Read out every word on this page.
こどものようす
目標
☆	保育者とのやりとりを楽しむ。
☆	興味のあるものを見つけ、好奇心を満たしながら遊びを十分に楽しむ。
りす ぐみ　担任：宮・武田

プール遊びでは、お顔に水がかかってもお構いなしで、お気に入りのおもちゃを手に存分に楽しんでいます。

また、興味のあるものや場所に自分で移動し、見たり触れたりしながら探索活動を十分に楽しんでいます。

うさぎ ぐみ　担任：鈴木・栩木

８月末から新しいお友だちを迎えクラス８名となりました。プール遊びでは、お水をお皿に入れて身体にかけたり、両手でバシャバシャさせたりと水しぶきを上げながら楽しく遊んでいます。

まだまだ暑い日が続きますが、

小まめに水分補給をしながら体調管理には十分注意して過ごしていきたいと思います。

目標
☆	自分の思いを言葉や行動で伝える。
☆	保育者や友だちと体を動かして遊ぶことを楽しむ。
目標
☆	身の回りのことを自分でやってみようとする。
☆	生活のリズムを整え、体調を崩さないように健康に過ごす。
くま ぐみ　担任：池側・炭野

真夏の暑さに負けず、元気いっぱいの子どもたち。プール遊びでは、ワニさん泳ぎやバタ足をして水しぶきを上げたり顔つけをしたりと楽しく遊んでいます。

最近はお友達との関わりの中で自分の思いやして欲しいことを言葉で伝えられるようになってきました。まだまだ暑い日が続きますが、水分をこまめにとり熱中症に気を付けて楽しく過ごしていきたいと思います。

----

**Work to do:**
Where a line above contains the string "プール遊びでは", copy that line.

**Task output:**
プール遊びでは、お顔に水がかかってもお構いなしで、お気に入りのおもちゃを手に存分に楽しんでいます。
８月末から新しいお友だちを迎えクラス８名となりました。プール遊びでは、お水をお皿に入れて身体にかけたり、両手でバシャバシャさせたりと水しぶきを上げながら楽しく遊んでいます。
真夏の暑さに負けず、元気いっぱいの子どもたち。プール遊びでは、ワニさん泳ぎやバタ足をして水しぶきを上げたり顔つけをしたりと楽しく遊んでいます。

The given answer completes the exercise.